Task goal:
Transcribe the full listing exactly, and drop every picture.

(Collection entries)
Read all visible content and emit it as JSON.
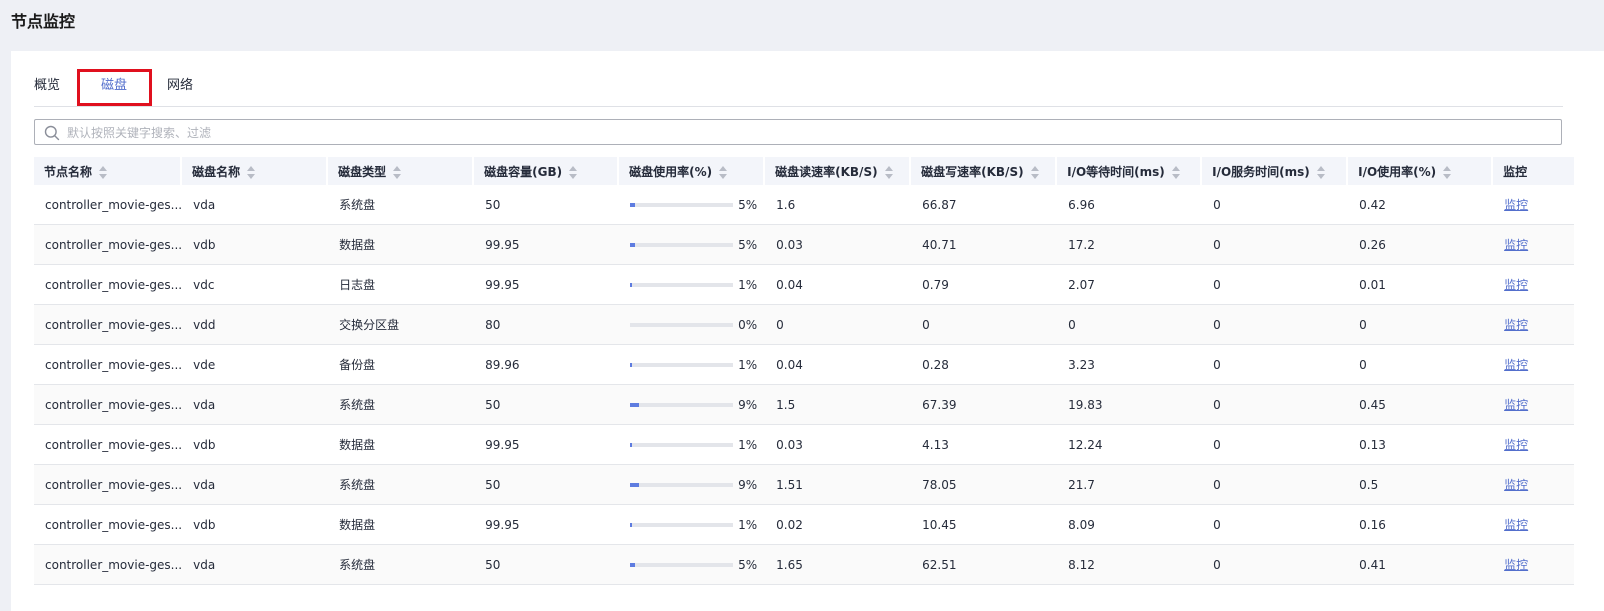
{
  "page": {
    "title": "节点监控"
  },
  "tabs": [
    {
      "label": "概览",
      "active": false
    },
    {
      "label": "磁盘",
      "active": true
    },
    {
      "label": "网络",
      "active": false
    }
  ],
  "search": {
    "placeholder": "默认按照关键字搜索、过滤",
    "value": ""
  },
  "table": {
    "columns": [
      "节点名称",
      "磁盘名称",
      "磁盘类型",
      "磁盘容量(GB)",
      "磁盘使用率(%)",
      "磁盘读速率(KB/S)",
      "磁盘写速率(KB/S)",
      "I/O等待时间(ms)",
      "I/O服务时间(ms)",
      "I/O使用率(%)",
      "监控"
    ],
    "rows": [
      {
        "node": "controller_movie-ges...",
        "disk": "vda",
        "type": "系统盘",
        "capacity": "50",
        "usage": 5,
        "usage_label": "5%",
        "read": "1.6",
        "write": "66.87",
        "io_wait": "6.96",
        "io_service": "0",
        "io_usage": "0.42",
        "action": "监控"
      },
      {
        "node": "controller_movie-ges...",
        "disk": "vdb",
        "type": "数据盘",
        "capacity": "99.95",
        "usage": 5,
        "usage_label": "5%",
        "read": "0.03",
        "write": "40.71",
        "io_wait": "17.2",
        "io_service": "0",
        "io_usage": "0.26",
        "action": "监控"
      },
      {
        "node": "controller_movie-ges...",
        "disk": "vdc",
        "type": "日志盘",
        "capacity": "99.95",
        "usage": 1,
        "usage_label": "1%",
        "read": "0.04",
        "write": "0.79",
        "io_wait": "2.07",
        "io_service": "0",
        "io_usage": "0.01",
        "action": "监控"
      },
      {
        "node": "controller_movie-ges...",
        "disk": "vdd",
        "type": "交换分区盘",
        "capacity": "80",
        "usage": 0,
        "usage_label": "0%",
        "read": "0",
        "write": "0",
        "io_wait": "0",
        "io_service": "0",
        "io_usage": "0",
        "action": "监控"
      },
      {
        "node": "controller_movie-ges...",
        "disk": "vde",
        "type": "备份盘",
        "capacity": "89.96",
        "usage": 1,
        "usage_label": "1%",
        "read": "0.04",
        "write": "0.28",
        "io_wait": "3.23",
        "io_service": "0",
        "io_usage": "0",
        "action": "监控"
      },
      {
        "node": "controller_movie-ges...",
        "disk": "vda",
        "type": "系统盘",
        "capacity": "50",
        "usage": 9,
        "usage_label": "9%",
        "read": "1.5",
        "write": "67.39",
        "io_wait": "19.83",
        "io_service": "0",
        "io_usage": "0.45",
        "action": "监控"
      },
      {
        "node": "controller_movie-ges...",
        "disk": "vdb",
        "type": "数据盘",
        "capacity": "99.95",
        "usage": 1,
        "usage_label": "1%",
        "read": "0.03",
        "write": "4.13",
        "io_wait": "12.24",
        "io_service": "0",
        "io_usage": "0.13",
        "action": "监控"
      },
      {
        "node": "controller_movie-ges...",
        "disk": "vda",
        "type": "系统盘",
        "capacity": "50",
        "usage": 9,
        "usage_label": "9%",
        "read": "1.51",
        "write": "78.05",
        "io_wait": "21.7",
        "io_service": "0",
        "io_usage": "0.5",
        "action": "监控"
      },
      {
        "node": "controller_movie-ges...",
        "disk": "vdb",
        "type": "数据盘",
        "capacity": "99.95",
        "usage": 1,
        "usage_label": "1%",
        "read": "0.02",
        "write": "10.45",
        "io_wait": "8.09",
        "io_service": "0",
        "io_usage": "0.16",
        "action": "监控"
      },
      {
        "node": "controller_movie-ges...",
        "disk": "vda",
        "type": "系统盘",
        "capacity": "50",
        "usage": 5,
        "usage_label": "5%",
        "read": "1.65",
        "write": "62.51",
        "io_wait": "8.12",
        "io_service": "0",
        "io_usage": "0.41",
        "action": "监控"
      }
    ]
  },
  "colors": {
    "accent": "#526ecc",
    "bar_fill": "#5e7ce0",
    "highlight": "#e0101e"
  }
}
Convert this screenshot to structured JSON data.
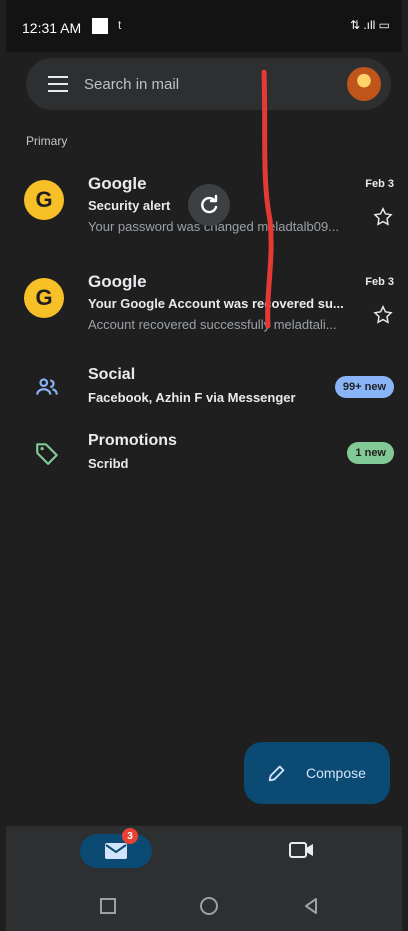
{
  "status": {
    "time": "12:31 AM",
    "mini": "t",
    "right": "⇅ .ıll ▭"
  },
  "search": {
    "placeholder": "Search in mail"
  },
  "inbox": {
    "section_label": "Primary"
  },
  "emails": [
    {
      "sender": "Google",
      "subject": "Security alert",
      "snippet": "Your password was changed meladtalb09...",
      "date": "Feb 3",
      "avatar_letter": "G"
    },
    {
      "sender": "Google",
      "subject": "Your Google Account was recovered su...",
      "snippet": "Account recovered successfully meladtali...",
      "date": "Feb 3",
      "avatar_letter": "G"
    }
  ],
  "categories": [
    {
      "title": "Social",
      "subtitle": "Facebook, Azhin F via Messenger",
      "badge": "99+ new",
      "icon": "people-icon",
      "badge_color": "#8ab4f8"
    },
    {
      "title": "Promotions",
      "subtitle": "Scribd",
      "badge": "1 new",
      "icon": "tag-icon",
      "badge_color": "#81c995"
    }
  ],
  "compose": {
    "label": "Compose"
  },
  "bottom_nav": {
    "mail_badge": "3"
  }
}
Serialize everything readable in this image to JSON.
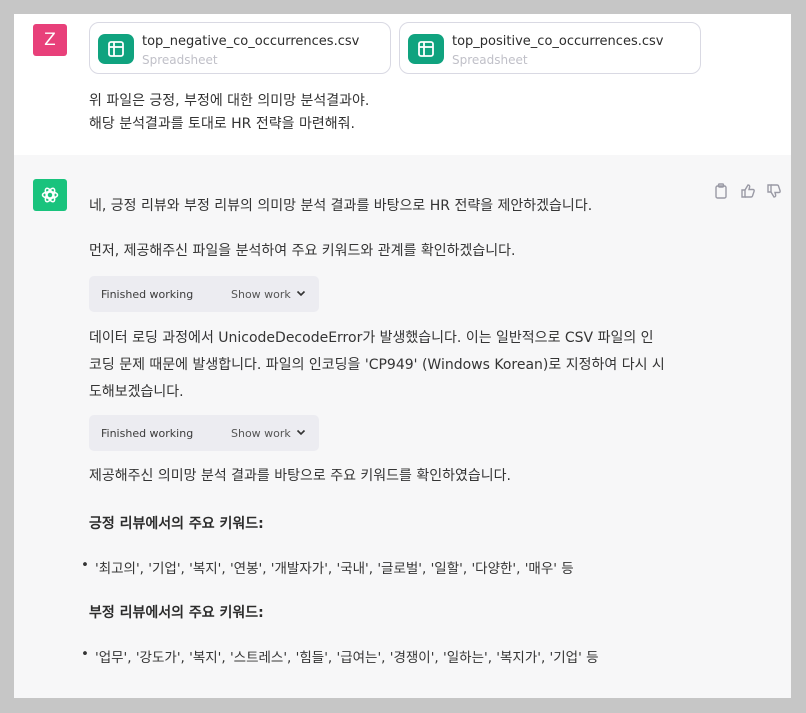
{
  "user": {
    "avatar_initial": "Z",
    "files": [
      {
        "name": "top_negative_co_occurrences.csv",
        "type": "Spreadsheet",
        "icon": "spreadsheet-icon"
      },
      {
        "name": "top_positive_co_occurrences.csv",
        "type": "Spreadsheet",
        "icon": "spreadsheet-icon"
      }
    ],
    "message_lines": [
      "위 파일은 긍정, 부정에 대한 의미망 분석결과야.",
      "해당 분석결과를 토대로 HR 전략을 마련해줘."
    ]
  },
  "assistant": {
    "intro": "네, 긍정 리뷰와 부정 리뷰의 의미망 분석 결과를 바탕으로 HR 전략을 제안하겠습니다.",
    "step1": "먼저, 제공해주신 파일을 분석하여 주요 키워드와 관계를 확인하겠습니다.",
    "work_boxes": [
      {
        "status": "Finished working",
        "toggle": "Show work"
      },
      {
        "status": "Finished working",
        "toggle": "Show work"
      }
    ],
    "error_lines": [
      "데이터 로딩 과정에서 UnicodeDecodeError가 발생했습니다. 이는 일반적으로 CSV 파일의 인",
      "코딩 문제 때문에 발생합니다. 파일의 인코딩을 'CP949' (Windows Korean)로 지정하여 다시 시",
      "도해보겠습니다."
    ],
    "result_intro": "제공해주신 의미망 분석 결과를 바탕으로 주요 키워드를 확인하였습니다.",
    "positive_heading": "긍정 리뷰에서의 주요 키워드:",
    "positive_keywords": "'최고의', '기업', '복지', '연봉', '개발자가', '국내', '글로벌', '일할', '다양한', '매우' 등",
    "negative_heading": "부정 리뷰에서의 주요 키워드:",
    "negative_keywords": "'업무', '강도가', '복지', '스트레스', '힘들', '급여는', '경쟁이', '일하는', '복지가', '기업' 등",
    "bullet": "•"
  },
  "colors": {
    "user_avatar": "#e8407a",
    "ai_avatar": "#19c37d",
    "file_icon": "#10a37f"
  }
}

Full solution:
Read all visible content and emit it as JSON.
{
  "page": {
    "title": "节点监控"
  },
  "tabs": [
    {
      "label": "概览",
      "active": false
    },
    {
      "label": "磁盘",
      "active": true
    },
    {
      "label": "网络",
      "active": false
    }
  ],
  "search": {
    "placeholder": "默认按照关键字搜索、过滤",
    "value": ""
  },
  "table": {
    "columns": [
      "节点名称",
      "磁盘名称",
      "磁盘类型",
      "磁盘容量(GB)",
      "磁盘使用率(%)",
      "磁盘读速率(KB/S)",
      "磁盘写速率(KB/S)",
      "I/O等待时间(ms)",
      "I/O服务时间(ms)",
      "I/O使用率(%)",
      "监控"
    ],
    "rows": [
      {
        "node": "controller_movie-ges...",
        "disk": "vda",
        "type": "系统盘",
        "capacity": "50",
        "usage": 5,
        "usage_label": "5%",
        "read": "1.6",
        "write": "66.87",
        "io_wait": "6.96",
        "io_service": "0",
        "io_usage": "0.42",
        "action": "监控"
      },
      {
        "node": "controller_movie-ges...",
        "disk": "vdb",
        "type": "数据盘",
        "capacity": "99.95",
        "usage": 5,
        "usage_label": "5%",
        "read": "0.03",
        "write": "40.71",
        "io_wait": "17.2",
        "io_service": "0",
        "io_usage": "0.26",
        "action": "监控"
      },
      {
        "node": "controller_movie-ges...",
        "disk": "vdc",
        "type": "日志盘",
        "capacity": "99.95",
        "usage": 1,
        "usage_label": "1%",
        "read": "0.04",
        "write": "0.79",
        "io_wait": "2.07",
        "io_service": "0",
        "io_usage": "0.01",
        "action": "监控"
      },
      {
        "node": "controller_movie-ges...",
        "disk": "vdd",
        "type": "交换分区盘",
        "capacity": "80",
        "usage": 0,
        "usage_label": "0%",
        "read": "0",
        "write": "0",
        "io_wait": "0",
        "io_service": "0",
        "io_usage": "0",
        "action": "监控"
      },
      {
        "node": "controller_movie-ges...",
        "disk": "vde",
        "type": "备份盘",
        "capacity": "89.96",
        "usage": 1,
        "usage_label": "1%",
        "read": "0.04",
        "write": "0.28",
        "io_wait": "3.23",
        "io_service": "0",
        "io_usage": "0",
        "action": "监控"
      },
      {
        "node": "controller_movie-ges...",
        "disk": "vda",
        "type": "系统盘",
        "capacity": "50",
        "usage": 9,
        "usage_label": "9%",
        "read": "1.5",
        "write": "67.39",
        "io_wait": "19.83",
        "io_service": "0",
        "io_usage": "0.45",
        "action": "监控"
      },
      {
        "node": "controller_movie-ges...",
        "disk": "vdb",
        "type": "数据盘",
        "capacity": "99.95",
        "usage": 1,
        "usage_label": "1%",
        "read": "0.03",
        "write": "4.13",
        "io_wait": "12.24",
        "io_service": "0",
        "io_usage": "0.13",
        "action": "监控"
      },
      {
        "node": "controller_movie-ges...",
        "disk": "vda",
        "type": "系统盘",
        "capacity": "50",
        "usage": 9,
        "usage_label": "9%",
        "read": "1.51",
        "write": "78.05",
        "io_wait": "21.7",
        "io_service": "0",
        "io_usage": "0.5",
        "action": "监控"
      },
      {
        "node": "controller_movie-ges...",
        "disk": "vdb",
        "type": "数据盘",
        "capacity": "99.95",
        "usage": 1,
        "usage_label": "1%",
        "read": "0.02",
        "write": "10.45",
        "io_wait": "8.09",
        "io_service": "0",
        "io_usage": "0.16",
        "action": "监控"
      },
      {
        "node": "controller_movie-ges...",
        "disk": "vda",
        "type": "系统盘",
        "capacity": "50",
        "usage": 5,
        "usage_label": "5%",
        "read": "1.65",
        "write": "62.51",
        "io_wait": "8.12",
        "io_service": "0",
        "io_usage": "0.41",
        "action": "监控"
      }
    ]
  },
  "colors": {
    "accent": "#526ecc",
    "bar_fill": "#5e7ce0",
    "highlight": "#e0101e"
  }
}
Convert this screenshot to structured JSON data.
{
  "status": {
    "time": "12:31 AM",
    "mini": "t",
    "right": "⇅ .ıll ▭"
  },
  "search": {
    "placeholder": "Search in mail"
  },
  "inbox": {
    "section_label": "Primary"
  },
  "emails": [
    {
      "sender": "Google",
      "subject": "Security alert",
      "snippet": "Your password was changed meladtalb09...",
      "date": "Feb 3",
      "avatar_letter": "G"
    },
    {
      "sender": "Google",
      "subject": "Your Google Account was recovered su...",
      "snippet": "Account recovered successfully meladtali...",
      "date": "Feb 3",
      "avatar_letter": "G"
    }
  ],
  "categories": [
    {
      "title": "Social",
      "subtitle": "Facebook, Azhin F via Messenger",
      "badge": "99+ new",
      "icon": "people-icon",
      "badge_color": "#8ab4f8"
    },
    {
      "title": "Promotions",
      "subtitle": "Scribd",
      "badge": "1 new",
      "icon": "tag-icon",
      "badge_color": "#81c995"
    }
  ],
  "compose": {
    "label": "Compose"
  },
  "bottom_nav": {
    "mail_badge": "3"
  }
}
Serialize everything readable in this image to JSON.
{
  "user": {
    "avatar_initial": "Z",
    "files": [
      {
        "name": "top_negative_co_occurrences.csv",
        "type": "Spreadsheet",
        "icon": "spreadsheet-icon"
      },
      {
        "name": "top_positive_co_occurrences.csv",
        "type": "Spreadsheet",
        "icon": "spreadsheet-icon"
      }
    ],
    "message_lines": [
      "위 파일은 긍정, 부정에 대한 의미망 분석결과야.",
      "해당 분석결과를 토대로 HR 전략을 마련해줘."
    ]
  },
  "assistant": {
    "intro": "네, 긍정 리뷰와 부정 리뷰의 의미망 분석 결과를 바탕으로 HR 전략을 제안하겠습니다.",
    "step1": "먼저, 제공해주신 파일을 분석하여 주요 키워드와 관계를 확인하겠습니다.",
    "work_boxes": [
      {
        "status": "Finished working",
        "toggle": "Show work"
      },
      {
        "status": "Finished working",
        "toggle": "Show work"
      }
    ],
    "error_lines": [
      "데이터 로딩 과정에서 UnicodeDecodeError가 발생했습니다. 이는 일반적으로 CSV 파일의 인",
      "코딩 문제 때문에 발생합니다. 파일의 인코딩을 'CP949' (Windows Korean)로 지정하여 다시 시",
      "도해보겠습니다."
    ],
    "result_intro": "제공해주신 의미망 분석 결과를 바탕으로 주요 키워드를 확인하였습니다.",
    "positive_heading": "긍정 리뷰에서의 주요 키워드:",
    "positive_keywords": "'최고의', '기업', '복지', '연봉', '개발자가', '국내', '글로벌', '일할', '다양한', '매우' 등",
    "negative_heading": "부정 리뷰에서의 주요 키워드:",
    "negative_keywords": "'업무', '강도가', '복지', '스트레스', '힘들', '급여는', '경쟁이', '일하는', '복지가', '기업' 등",
    "bullet": "•"
  },
  "colors": {
    "user_avatar": "#e8407a",
    "ai_avatar": "#19c37d",
    "file_icon": "#10a37f"
  }
}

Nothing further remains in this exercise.